» Required work:
Where a line in the listing below contains the word "high", copy that line.

(Data entries for graphics)
%%

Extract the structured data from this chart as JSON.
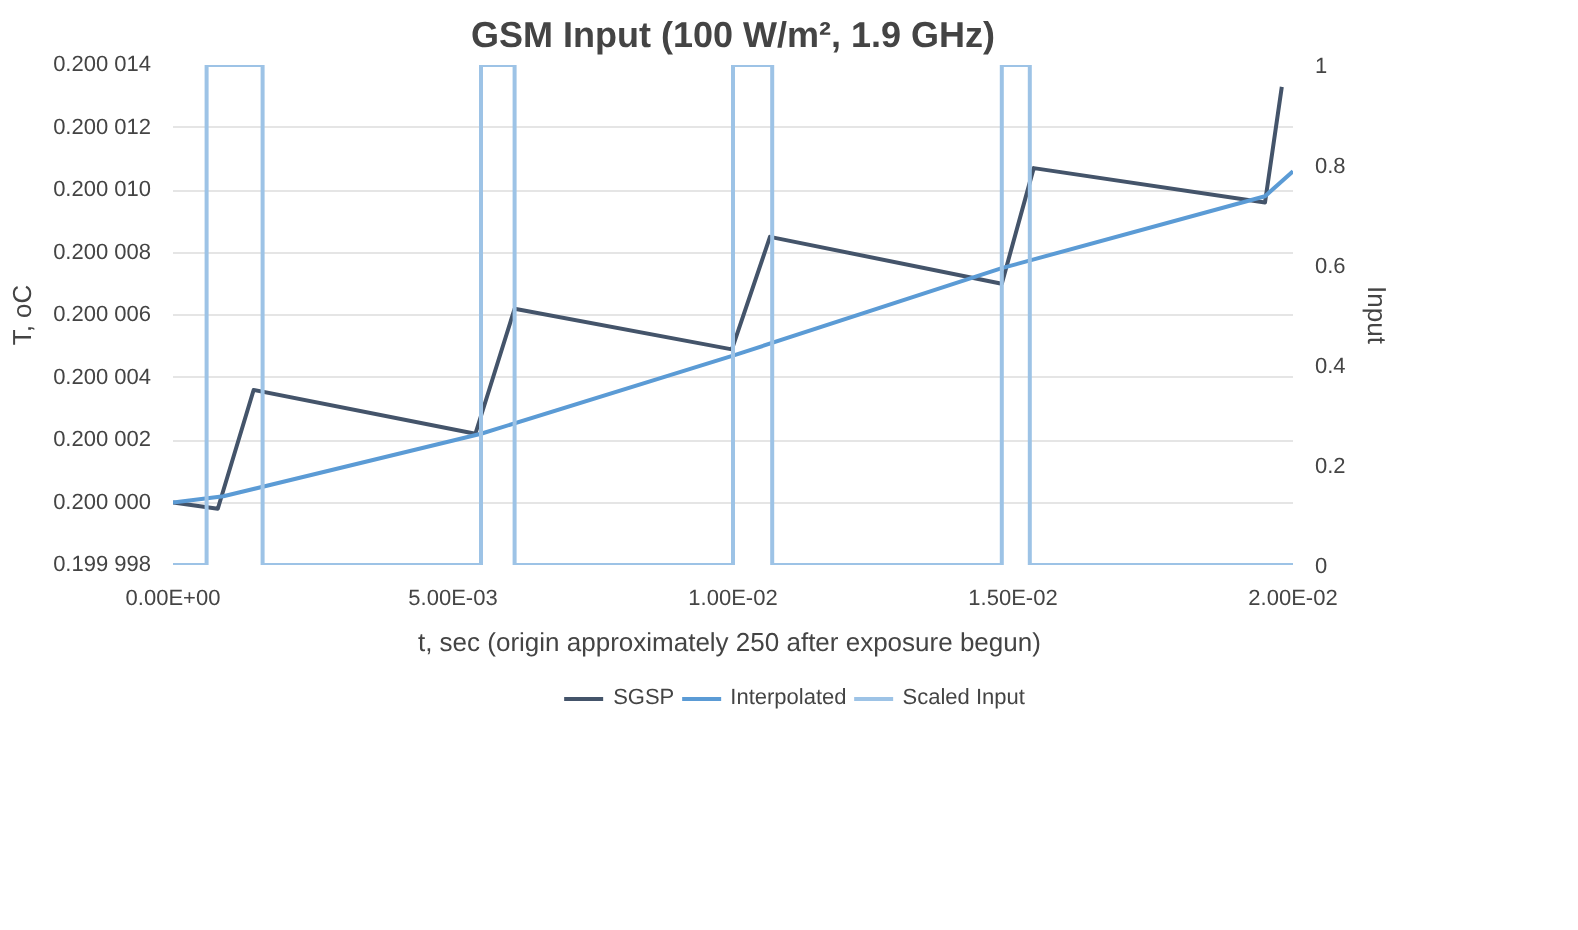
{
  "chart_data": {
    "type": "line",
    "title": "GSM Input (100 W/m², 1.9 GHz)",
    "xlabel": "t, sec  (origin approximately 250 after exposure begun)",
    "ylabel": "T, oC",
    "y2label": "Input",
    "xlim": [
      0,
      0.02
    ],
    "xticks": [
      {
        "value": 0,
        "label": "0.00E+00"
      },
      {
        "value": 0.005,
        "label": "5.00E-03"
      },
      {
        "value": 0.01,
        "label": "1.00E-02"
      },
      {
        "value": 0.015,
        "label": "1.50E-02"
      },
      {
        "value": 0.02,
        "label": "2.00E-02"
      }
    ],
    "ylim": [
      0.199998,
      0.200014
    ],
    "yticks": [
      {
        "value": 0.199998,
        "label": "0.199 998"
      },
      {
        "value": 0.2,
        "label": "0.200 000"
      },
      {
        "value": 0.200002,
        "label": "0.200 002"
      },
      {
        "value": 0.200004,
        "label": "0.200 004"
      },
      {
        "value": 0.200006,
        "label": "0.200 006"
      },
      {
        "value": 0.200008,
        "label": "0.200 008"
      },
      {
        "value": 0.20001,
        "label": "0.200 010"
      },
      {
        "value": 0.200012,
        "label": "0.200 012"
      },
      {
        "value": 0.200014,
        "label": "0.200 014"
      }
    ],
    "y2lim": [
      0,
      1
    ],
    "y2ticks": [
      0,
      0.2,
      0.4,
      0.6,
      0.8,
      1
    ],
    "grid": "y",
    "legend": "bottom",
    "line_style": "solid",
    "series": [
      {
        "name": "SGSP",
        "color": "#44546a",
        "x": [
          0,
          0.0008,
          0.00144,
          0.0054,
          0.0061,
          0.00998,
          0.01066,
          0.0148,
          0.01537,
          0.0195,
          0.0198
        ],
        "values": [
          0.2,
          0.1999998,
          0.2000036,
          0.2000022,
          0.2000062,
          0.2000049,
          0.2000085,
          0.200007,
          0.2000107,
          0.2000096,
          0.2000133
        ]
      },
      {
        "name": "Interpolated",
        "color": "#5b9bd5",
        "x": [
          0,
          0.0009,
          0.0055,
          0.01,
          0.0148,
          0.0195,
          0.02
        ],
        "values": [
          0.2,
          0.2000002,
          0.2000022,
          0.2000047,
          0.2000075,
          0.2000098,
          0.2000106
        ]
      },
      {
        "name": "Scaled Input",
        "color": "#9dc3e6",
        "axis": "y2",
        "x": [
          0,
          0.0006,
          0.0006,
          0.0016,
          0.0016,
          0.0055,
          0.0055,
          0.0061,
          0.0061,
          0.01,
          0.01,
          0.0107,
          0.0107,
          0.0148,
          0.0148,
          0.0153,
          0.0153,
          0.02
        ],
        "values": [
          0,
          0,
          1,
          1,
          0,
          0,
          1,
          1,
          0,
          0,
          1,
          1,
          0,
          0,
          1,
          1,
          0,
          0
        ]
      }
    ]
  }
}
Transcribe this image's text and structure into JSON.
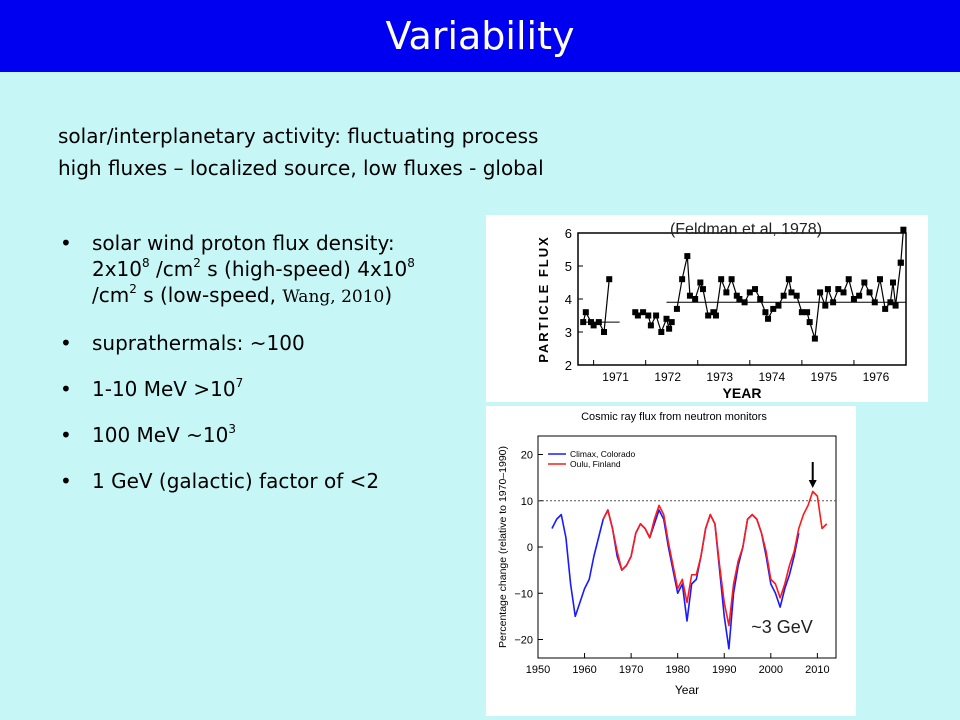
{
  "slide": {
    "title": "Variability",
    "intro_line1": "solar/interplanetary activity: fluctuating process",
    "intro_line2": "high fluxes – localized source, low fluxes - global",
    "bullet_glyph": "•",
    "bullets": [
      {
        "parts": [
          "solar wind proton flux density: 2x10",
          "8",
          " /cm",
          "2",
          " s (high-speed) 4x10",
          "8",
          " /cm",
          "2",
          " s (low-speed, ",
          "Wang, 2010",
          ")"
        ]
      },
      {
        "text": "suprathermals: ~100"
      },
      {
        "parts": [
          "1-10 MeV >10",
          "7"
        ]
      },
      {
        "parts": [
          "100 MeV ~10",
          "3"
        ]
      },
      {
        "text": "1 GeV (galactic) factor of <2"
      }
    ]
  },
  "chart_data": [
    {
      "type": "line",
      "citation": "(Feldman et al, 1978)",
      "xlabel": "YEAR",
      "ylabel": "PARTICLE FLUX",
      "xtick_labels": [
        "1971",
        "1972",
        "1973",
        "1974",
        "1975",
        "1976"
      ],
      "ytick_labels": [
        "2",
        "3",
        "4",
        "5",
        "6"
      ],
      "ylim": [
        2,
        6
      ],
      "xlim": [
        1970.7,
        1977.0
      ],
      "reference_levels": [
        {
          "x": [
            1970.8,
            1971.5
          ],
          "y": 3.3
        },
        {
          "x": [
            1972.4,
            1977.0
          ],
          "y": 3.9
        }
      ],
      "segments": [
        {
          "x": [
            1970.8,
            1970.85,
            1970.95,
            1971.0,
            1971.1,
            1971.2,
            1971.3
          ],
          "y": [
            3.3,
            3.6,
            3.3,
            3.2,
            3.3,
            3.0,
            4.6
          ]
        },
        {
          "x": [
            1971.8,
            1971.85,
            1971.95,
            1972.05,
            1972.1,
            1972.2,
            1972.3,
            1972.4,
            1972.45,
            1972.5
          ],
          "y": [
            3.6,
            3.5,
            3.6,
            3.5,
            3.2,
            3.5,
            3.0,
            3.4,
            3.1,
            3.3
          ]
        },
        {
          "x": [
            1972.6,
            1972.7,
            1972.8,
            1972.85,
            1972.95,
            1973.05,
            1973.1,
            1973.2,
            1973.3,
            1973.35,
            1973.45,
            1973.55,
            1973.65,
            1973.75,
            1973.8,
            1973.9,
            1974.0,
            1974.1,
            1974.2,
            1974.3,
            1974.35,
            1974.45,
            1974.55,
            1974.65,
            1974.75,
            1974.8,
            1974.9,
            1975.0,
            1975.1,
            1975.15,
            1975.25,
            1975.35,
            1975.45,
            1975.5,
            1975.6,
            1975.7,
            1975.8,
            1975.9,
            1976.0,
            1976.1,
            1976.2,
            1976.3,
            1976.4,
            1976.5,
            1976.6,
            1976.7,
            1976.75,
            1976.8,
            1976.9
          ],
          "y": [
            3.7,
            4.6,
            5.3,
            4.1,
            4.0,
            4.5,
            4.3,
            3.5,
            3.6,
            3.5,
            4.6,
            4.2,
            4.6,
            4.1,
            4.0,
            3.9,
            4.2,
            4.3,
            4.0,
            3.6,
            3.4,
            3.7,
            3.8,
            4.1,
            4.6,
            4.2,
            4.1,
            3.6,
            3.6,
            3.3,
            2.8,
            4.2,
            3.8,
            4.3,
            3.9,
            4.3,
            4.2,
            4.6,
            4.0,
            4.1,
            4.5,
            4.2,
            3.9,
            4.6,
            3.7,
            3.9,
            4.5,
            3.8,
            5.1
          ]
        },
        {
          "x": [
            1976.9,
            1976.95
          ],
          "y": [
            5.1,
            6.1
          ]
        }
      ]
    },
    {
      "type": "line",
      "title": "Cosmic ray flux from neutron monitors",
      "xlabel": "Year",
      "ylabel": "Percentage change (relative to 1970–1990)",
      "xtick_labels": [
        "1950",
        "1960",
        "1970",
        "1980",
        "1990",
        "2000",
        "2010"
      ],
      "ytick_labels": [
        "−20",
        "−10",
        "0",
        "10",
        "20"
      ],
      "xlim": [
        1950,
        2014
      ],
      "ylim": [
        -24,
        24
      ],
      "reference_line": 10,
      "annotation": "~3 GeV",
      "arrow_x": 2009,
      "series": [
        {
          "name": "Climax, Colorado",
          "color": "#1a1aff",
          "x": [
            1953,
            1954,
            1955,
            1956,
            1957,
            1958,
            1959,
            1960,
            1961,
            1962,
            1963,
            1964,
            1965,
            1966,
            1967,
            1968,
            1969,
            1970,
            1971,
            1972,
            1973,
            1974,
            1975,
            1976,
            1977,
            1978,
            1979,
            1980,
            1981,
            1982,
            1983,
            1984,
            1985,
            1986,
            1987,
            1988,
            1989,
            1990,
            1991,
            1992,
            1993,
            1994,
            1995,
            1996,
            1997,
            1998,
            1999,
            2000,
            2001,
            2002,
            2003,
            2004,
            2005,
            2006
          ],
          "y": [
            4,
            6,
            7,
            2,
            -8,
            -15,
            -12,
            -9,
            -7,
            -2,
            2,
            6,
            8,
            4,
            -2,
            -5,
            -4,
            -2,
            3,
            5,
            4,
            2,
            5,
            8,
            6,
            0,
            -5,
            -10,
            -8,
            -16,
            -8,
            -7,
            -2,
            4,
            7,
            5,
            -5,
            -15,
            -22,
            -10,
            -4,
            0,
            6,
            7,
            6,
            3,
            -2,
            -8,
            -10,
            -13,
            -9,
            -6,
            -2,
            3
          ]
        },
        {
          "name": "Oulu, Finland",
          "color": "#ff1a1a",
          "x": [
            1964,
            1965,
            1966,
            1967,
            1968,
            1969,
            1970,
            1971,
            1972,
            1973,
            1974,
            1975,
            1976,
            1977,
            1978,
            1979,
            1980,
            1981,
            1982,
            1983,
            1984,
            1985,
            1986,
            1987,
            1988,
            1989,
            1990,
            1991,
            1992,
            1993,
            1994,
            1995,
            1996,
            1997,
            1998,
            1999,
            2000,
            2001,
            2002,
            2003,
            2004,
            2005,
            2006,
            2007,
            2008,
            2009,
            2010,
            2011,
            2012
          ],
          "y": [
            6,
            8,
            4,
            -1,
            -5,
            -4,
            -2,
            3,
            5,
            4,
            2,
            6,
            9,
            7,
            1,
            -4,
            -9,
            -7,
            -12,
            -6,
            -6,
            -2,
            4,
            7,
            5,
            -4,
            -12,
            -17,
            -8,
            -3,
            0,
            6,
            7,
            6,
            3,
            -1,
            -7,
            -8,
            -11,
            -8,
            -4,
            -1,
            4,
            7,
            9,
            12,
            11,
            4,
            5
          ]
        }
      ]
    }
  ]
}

%%

» Response:
    "intro_line2": "high fluxes – localized source, low fluxes - global",
          " s (high-speed) 4x10",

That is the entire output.